> Work instructions
Within the records that follow, find every line containing the string "Attributes". Copy those lines.

* START *

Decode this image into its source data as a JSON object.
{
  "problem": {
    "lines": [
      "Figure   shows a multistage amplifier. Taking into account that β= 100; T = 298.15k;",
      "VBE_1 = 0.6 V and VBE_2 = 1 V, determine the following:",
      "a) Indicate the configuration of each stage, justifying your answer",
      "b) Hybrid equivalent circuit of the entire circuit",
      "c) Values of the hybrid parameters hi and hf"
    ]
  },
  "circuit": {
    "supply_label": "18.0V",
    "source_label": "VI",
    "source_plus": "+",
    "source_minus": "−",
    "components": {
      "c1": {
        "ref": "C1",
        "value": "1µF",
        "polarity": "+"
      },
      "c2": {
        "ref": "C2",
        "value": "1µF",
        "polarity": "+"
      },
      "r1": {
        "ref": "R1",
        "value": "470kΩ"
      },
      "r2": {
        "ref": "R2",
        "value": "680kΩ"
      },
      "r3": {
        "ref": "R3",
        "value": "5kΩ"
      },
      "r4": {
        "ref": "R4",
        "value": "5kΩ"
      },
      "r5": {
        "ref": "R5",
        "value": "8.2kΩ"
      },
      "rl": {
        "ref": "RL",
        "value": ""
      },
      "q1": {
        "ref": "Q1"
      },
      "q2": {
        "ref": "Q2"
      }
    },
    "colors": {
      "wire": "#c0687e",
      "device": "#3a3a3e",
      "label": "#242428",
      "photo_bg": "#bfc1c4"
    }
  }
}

* END *
* START *

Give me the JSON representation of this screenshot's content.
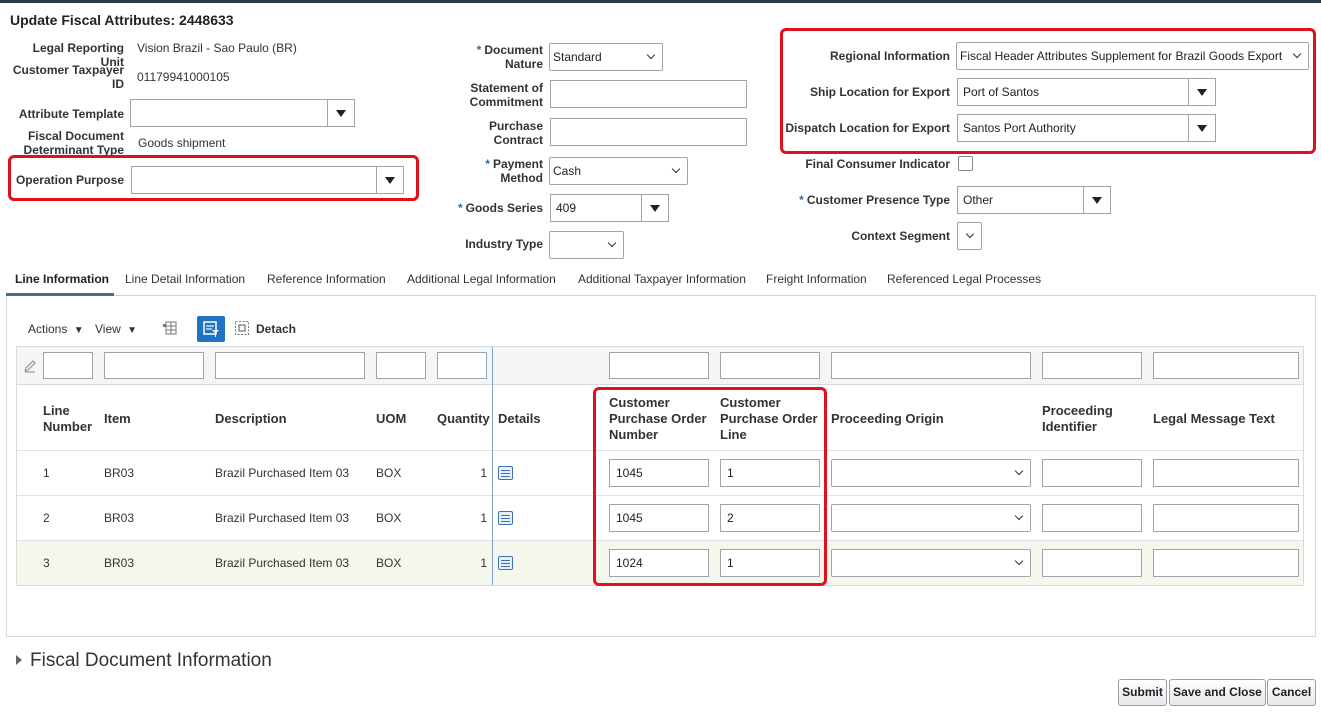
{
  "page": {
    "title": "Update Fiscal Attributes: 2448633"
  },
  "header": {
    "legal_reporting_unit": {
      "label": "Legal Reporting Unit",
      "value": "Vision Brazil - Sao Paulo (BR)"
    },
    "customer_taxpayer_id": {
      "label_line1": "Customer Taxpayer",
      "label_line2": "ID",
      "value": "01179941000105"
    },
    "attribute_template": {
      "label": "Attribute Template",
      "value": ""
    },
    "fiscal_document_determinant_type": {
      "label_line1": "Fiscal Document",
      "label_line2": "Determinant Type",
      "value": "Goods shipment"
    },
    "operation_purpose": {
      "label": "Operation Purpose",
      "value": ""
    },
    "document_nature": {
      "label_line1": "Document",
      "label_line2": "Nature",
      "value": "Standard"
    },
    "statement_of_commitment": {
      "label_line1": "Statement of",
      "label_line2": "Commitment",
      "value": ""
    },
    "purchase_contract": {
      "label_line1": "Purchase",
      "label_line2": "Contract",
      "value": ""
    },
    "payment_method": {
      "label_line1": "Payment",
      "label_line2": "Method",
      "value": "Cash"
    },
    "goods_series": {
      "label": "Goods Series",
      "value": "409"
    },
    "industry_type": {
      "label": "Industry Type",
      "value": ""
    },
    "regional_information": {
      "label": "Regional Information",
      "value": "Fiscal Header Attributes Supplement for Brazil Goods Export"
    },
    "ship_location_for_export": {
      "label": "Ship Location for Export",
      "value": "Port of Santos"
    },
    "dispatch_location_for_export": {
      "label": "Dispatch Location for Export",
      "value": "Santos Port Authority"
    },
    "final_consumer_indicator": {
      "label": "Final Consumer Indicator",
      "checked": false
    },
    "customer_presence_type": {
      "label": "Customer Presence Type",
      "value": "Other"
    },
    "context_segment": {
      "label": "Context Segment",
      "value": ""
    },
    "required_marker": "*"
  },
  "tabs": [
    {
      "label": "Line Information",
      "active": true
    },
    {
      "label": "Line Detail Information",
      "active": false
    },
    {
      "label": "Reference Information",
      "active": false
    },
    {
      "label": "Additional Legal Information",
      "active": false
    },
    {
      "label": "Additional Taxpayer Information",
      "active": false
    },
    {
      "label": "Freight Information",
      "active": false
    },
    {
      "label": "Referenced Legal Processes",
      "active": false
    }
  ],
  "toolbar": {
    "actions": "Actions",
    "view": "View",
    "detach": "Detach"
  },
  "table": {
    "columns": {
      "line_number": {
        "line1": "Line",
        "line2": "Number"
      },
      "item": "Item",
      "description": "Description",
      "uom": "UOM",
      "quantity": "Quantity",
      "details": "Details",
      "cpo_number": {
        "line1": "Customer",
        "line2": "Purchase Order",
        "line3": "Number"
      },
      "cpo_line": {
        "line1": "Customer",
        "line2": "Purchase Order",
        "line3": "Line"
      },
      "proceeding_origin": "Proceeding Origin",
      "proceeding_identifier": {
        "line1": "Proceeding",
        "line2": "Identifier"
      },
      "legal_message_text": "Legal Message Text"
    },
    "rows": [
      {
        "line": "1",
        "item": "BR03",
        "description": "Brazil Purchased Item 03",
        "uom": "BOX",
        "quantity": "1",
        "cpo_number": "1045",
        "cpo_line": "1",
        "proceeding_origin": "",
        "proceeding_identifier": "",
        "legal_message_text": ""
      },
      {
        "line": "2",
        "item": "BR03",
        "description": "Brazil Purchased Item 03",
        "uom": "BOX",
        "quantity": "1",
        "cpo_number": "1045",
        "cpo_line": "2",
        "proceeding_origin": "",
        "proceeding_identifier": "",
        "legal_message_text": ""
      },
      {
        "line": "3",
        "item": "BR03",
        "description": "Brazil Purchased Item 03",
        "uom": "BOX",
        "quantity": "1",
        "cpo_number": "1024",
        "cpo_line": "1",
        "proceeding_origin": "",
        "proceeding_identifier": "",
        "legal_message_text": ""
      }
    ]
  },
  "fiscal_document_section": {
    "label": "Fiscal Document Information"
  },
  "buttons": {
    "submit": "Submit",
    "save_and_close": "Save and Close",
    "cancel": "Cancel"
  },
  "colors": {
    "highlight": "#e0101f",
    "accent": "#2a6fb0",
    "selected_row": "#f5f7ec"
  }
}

* END *
* START *

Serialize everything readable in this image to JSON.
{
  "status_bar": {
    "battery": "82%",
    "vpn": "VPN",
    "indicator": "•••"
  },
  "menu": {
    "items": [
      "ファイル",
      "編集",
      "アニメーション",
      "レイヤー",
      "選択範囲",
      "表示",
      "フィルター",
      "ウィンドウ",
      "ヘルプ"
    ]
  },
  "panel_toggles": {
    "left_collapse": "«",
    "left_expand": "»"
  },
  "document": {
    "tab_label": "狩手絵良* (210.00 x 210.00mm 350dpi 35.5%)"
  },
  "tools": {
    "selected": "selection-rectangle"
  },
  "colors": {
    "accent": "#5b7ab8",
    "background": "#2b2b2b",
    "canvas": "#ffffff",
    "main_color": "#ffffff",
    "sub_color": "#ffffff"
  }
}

* END *

> Response below
    "title": "Update Fiscal Attributes: 2448633"
      "value": "Fiscal Header Attributes Supplement for Brazil Goods Export"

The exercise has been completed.